[What you need to do]: Can the data below be set down again exactly, line for line?
--- Material supplied ---
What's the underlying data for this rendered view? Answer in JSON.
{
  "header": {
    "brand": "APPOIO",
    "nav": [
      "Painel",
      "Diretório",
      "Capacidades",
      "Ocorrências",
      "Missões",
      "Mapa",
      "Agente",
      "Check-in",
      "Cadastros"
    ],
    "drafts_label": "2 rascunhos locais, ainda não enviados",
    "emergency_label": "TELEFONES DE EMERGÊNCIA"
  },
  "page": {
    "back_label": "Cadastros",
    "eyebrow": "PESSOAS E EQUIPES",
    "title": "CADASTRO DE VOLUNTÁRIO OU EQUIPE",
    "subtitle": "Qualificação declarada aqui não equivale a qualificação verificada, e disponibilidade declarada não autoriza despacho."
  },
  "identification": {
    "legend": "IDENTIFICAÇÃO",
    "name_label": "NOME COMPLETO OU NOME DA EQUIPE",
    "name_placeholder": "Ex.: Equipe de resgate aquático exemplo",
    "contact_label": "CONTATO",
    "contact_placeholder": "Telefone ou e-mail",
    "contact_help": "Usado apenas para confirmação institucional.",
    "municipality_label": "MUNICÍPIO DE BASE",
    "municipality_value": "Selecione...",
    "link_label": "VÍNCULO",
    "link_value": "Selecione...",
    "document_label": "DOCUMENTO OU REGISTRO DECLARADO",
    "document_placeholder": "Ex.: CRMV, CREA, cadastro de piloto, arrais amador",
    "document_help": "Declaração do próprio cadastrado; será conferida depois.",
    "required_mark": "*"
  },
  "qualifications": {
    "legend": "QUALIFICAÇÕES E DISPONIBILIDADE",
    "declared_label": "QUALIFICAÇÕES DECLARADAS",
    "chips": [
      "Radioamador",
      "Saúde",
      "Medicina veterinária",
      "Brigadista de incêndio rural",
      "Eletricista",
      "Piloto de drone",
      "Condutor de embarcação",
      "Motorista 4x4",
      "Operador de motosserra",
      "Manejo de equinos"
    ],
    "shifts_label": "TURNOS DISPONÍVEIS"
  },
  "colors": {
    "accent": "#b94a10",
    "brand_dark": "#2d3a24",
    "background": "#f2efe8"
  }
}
---
[Complete output]:
What's the underlying data for this rendered view? Answer in JSON.
{
  "header": {
    "brand": "APPOIO",
    "nav": [
      "Painel",
      "Diretório",
      "Capacidades",
      "Ocorrências",
      "Missões",
      "Mapa",
      "Agente",
      "Check-in",
      "Cadastros"
    ],
    "drafts_label": "2 rascunhos locais, ainda não enviados",
    "emergency_label": "TELEFONES DE EMERGÊNCIA"
  },
  "page": {
    "back_label": "Cadastros",
    "eyebrow": "PESSOAS E EQUIPES",
    "title": "CADASTRO DE VOLUNTÁRIO OU EQUIPE",
    "subtitle": "Qualificação declarada aqui não equivale a qualificação verificada, e disponibilidade declarada não autoriza despacho."
  },
  "identification": {
    "legend": "IDENTIFICAÇÃO",
    "name_label": "NOME COMPLETO OU NOME DA EQUIPE",
    "name_placeholder": "Ex.: Equipe de resgate aquático exemplo",
    "contact_label": "CONTATO",
    "contact_placeholder": "Telefone ou e-mail",
    "contact_help": "Usado apenas para confirmação institucional.",
    "municipality_label": "MUNICÍPIO DE BASE",
    "municipality_value": "Selecione...",
    "link_label": "VÍNCULO",
    "link_value": "Selecione...",
    "document_label": "DOCUMENTO OU REGISTRO DECLARADO",
    "document_placeholder": "Ex.: CRMV, CREA, cadastro de piloto, arrais amador",
    "document_help": "Declaração do próprio cadastrado; será conferida depois.",
    "required_mark": "*"
  },
  "qualifications": {
    "legend": "QUALIFICAÇÕES E DISPONIBILIDADE",
    "declared_label": "QUALIFICAÇÕES DECLARADAS",
    "chips": [
      "Radioamador",
      "Saúde",
      "Medicina veterinária",
      "Brigadista de incêndio rural",
      "Eletricista",
      "Piloto de drone",
      "Condutor de embarcação",
      "Motorista 4x4",
      "Operador de motosserra",
      "Manejo de equinos"
    ],
    "shifts_label": "TURNOS DISPONÍVEIS"
  },
  "colors": {
    "accent": "#b94a10",
    "brand_dark": "#2d3a24",
    "background": "#f2efe8"
  }
}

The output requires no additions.